▸ **Your goal**
Copy out the lines of the records starting at the line containing "x-axis-ticks: 0 1" and ending at the line containing "bar-net-inflow xyxy=(167,337,180,353)", both included.

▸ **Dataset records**
....................
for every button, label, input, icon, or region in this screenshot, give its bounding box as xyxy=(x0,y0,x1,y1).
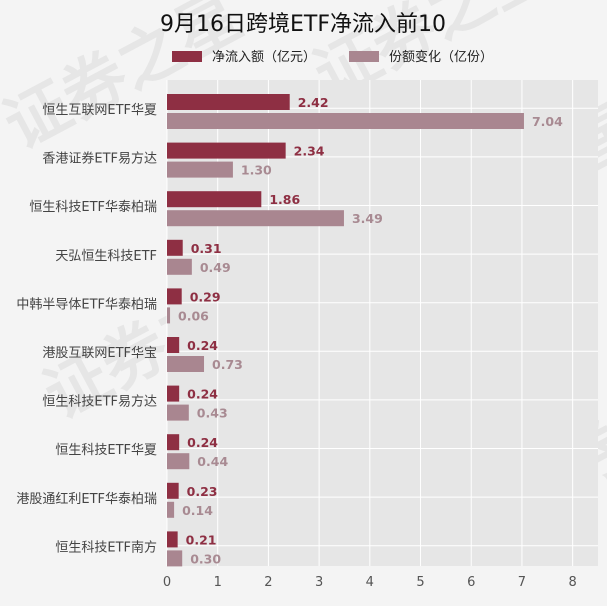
x-axis-ticks: 0 1 2 3 4 5 6 7 8 xyxy=(163,575,577,590)
value-label-net-inflow: 2.42 xyxy=(298,95,329,110)
bar-share-change xyxy=(167,161,233,178)
value-label-net-inflow: 0.23 xyxy=(187,484,218,499)
x-tick-label: 6 xyxy=(467,575,475,590)
value-label-share-change: 3.49 xyxy=(352,211,383,226)
category-label: 天弘恒生科技ETF xyxy=(55,249,157,264)
bar-share-change xyxy=(167,550,183,567)
category-label: 中韩半导体ETF华泰柏瑞 xyxy=(16,297,157,312)
bar-share-change xyxy=(167,404,189,421)
category-labels: 恒生互联网ETF华夏香港证券ETF易方达恒生科技ETF华泰柏瑞天弘恒生科技ETF… xyxy=(16,103,157,555)
x-tick-label: 3 xyxy=(315,575,323,590)
bar-share-change xyxy=(167,453,190,470)
legend-label-share-change: 份额变化（亿份） xyxy=(389,49,493,65)
value-label-net-inflow: 0.21 xyxy=(186,532,217,547)
bar-net-inflow xyxy=(167,434,180,451)
category-label: 恒生科技ETF华泰柏瑞 xyxy=(29,200,157,215)
value-label-net-inflow: 0.24 xyxy=(187,435,218,450)
x-tick-label: 7 xyxy=(518,575,526,590)
value-label-share-change: 0.06 xyxy=(178,308,209,323)
bar-share-change xyxy=(167,258,192,275)
category-label: 恒生互联网ETF华夏 xyxy=(42,103,157,118)
bar-net-inflow xyxy=(167,531,178,548)
value-label-net-inflow: 0.29 xyxy=(190,289,221,304)
bar-net-inflow xyxy=(167,239,183,256)
x-tick-label: 4 xyxy=(366,575,374,590)
category-label: 恒生科技ETF南方 xyxy=(55,539,157,555)
bar-net-inflow xyxy=(167,142,286,159)
value-labels: 2.42 7.04 2.34 1.30 1.86 3.49 0.31 0.49 0.29 0.06… xyxy=(178,95,563,566)
bar-net-inflow xyxy=(167,385,180,402)
legend-label-net-inflow: 净流入额（亿元） xyxy=(212,50,316,65)
bar-net-inflow xyxy=(167,94,290,110)
legend-swatch-net-inflow xyxy=(172,51,202,62)
value-label-net-inflow: 0.31 xyxy=(191,241,222,256)
category-label: 港股互联网ETF华宝 xyxy=(42,346,157,361)
x-tick-label: 1 xyxy=(214,575,222,590)
value-label-share-change: 0.73 xyxy=(212,357,243,372)
value-label-net-inflow: 0.24 xyxy=(187,387,218,402)
x-tick-label: 8 xyxy=(569,575,577,590)
x-tick-label: 0 xyxy=(163,575,171,590)
bar-share-change xyxy=(167,501,175,518)
bar-net-inflow xyxy=(167,482,179,499)
bar-net-inflow xyxy=(167,337,180,353)
category-label: 恒生科技ETF华夏 xyxy=(55,443,157,458)
value-label-share-change: 0.44 xyxy=(197,454,228,469)
x-tick-label: 2 xyxy=(264,575,272,590)
value-label-share-change: 0.43 xyxy=(197,406,228,421)
value-label-net-inflow: 0.24 xyxy=(187,338,218,353)
category-label: 恒生科技ETF易方达 xyxy=(42,394,157,410)
bar-share-change xyxy=(167,356,205,372)
value-label-net-inflow: 2.34 xyxy=(294,144,325,159)
value-label-share-change: 0.30 xyxy=(190,551,221,566)
value-label-share-change: 0.49 xyxy=(200,260,231,275)
category-label: 港股通红利ETF华泰柏瑞 xyxy=(16,491,157,507)
value-label-net-inflow: 1.86 xyxy=(269,192,300,207)
chart-title: 9月16日跨境ETF净流入前10 xyxy=(160,12,446,37)
category-label: 香港证券ETF易方达 xyxy=(42,151,157,167)
bar-net-inflow xyxy=(167,191,262,208)
bar-share-change xyxy=(167,210,344,227)
legend: 净流入额（亿元） 份额变化（亿份） xyxy=(172,49,493,65)
x-tick-label: 5 xyxy=(416,575,424,590)
legend-swatch-share-change xyxy=(349,51,379,62)
value-label-share-change: 0.14 xyxy=(182,503,213,518)
bar-share-change xyxy=(167,307,171,324)
bar-share-change xyxy=(167,113,524,129)
plot-area xyxy=(167,80,598,566)
value-label-share-change: 7.04 xyxy=(532,114,563,129)
bar-net-inflow xyxy=(167,288,182,305)
bars xyxy=(167,94,524,567)
value-label-share-change: 1.30 xyxy=(241,163,272,178)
....................
▸ **The reply**
x-axis-ticks: 0 1 2 3 4 5 6 7 8 xyxy=(163,575,577,590)
value-label-net-inflow: 2.42 xyxy=(298,95,329,110)
bar-share-change xyxy=(167,161,233,178)
value-label-net-inflow: 0.23 xyxy=(187,484,218,499)
x-tick-label: 6 xyxy=(467,575,475,590)
value-label-share-change: 3.49 xyxy=(352,211,383,226)
category-label: 天弘恒生科技ETF xyxy=(55,249,157,264)
bar-share-change xyxy=(167,550,183,567)
category-label: 中韩半导体ETF华泰柏瑞 xyxy=(16,297,157,312)
bar-share-change xyxy=(167,404,189,421)
category-labels: 恒生互联网ETF华夏香港证券ETF易方达恒生科技ETF华泰柏瑞天弘恒生科技ETF… xyxy=(16,103,157,555)
x-tick-label: 3 xyxy=(315,575,323,590)
bar-share-change xyxy=(167,453,190,470)
legend-label-share-change: 份额变化（亿份） xyxy=(389,49,493,65)
value-label-net-inflow: 0.21 xyxy=(186,532,217,547)
bar-net-inflow xyxy=(167,434,180,451)
category-label: 恒生科技ETF华泰柏瑞 xyxy=(29,200,157,215)
value-label-net-inflow: 0.24 xyxy=(187,435,218,450)
x-tick-label: 7 xyxy=(518,575,526,590)
value-label-share-change: 0.06 xyxy=(178,308,209,323)
bar-share-change xyxy=(167,258,192,275)
category-label: 恒生互联网ETF华夏 xyxy=(42,103,157,118)
bar-net-inflow xyxy=(167,531,178,548)
value-label-net-inflow: 0.29 xyxy=(190,289,221,304)
bar-net-inflow xyxy=(167,239,183,256)
x-tick-label: 4 xyxy=(366,575,374,590)
category-label: 恒生科技ETF南方 xyxy=(55,539,157,555)
bar-net-inflow xyxy=(167,142,286,159)
value-labels: 2.42 7.04 2.34 1.30 1.86 3.49 0.31 0.49 0.29 0.06… xyxy=(178,95,563,566)
bar-net-inflow xyxy=(167,385,180,402)
legend-label-net-inflow: 净流入额（亿元） xyxy=(212,50,316,65)
bar-net-inflow xyxy=(167,94,290,110)
legend-swatch-net-inflow xyxy=(172,51,202,62)
value-label-net-inflow: 0.31 xyxy=(191,241,222,256)
category-label: 港股互联网ETF华宝 xyxy=(42,346,157,361)
x-tick-label: 1 xyxy=(214,575,222,590)
value-label-share-change: 0.73 xyxy=(212,357,243,372)
value-label-net-inflow: 0.24 xyxy=(187,387,218,402)
x-tick-label: 8 xyxy=(569,575,577,590)
x-tick-label: 0 xyxy=(163,575,171,590)
bar-share-change xyxy=(167,501,175,518)
bar-net-inflow xyxy=(167,482,179,499)
bar-net-inflow xyxy=(167,337,180,353)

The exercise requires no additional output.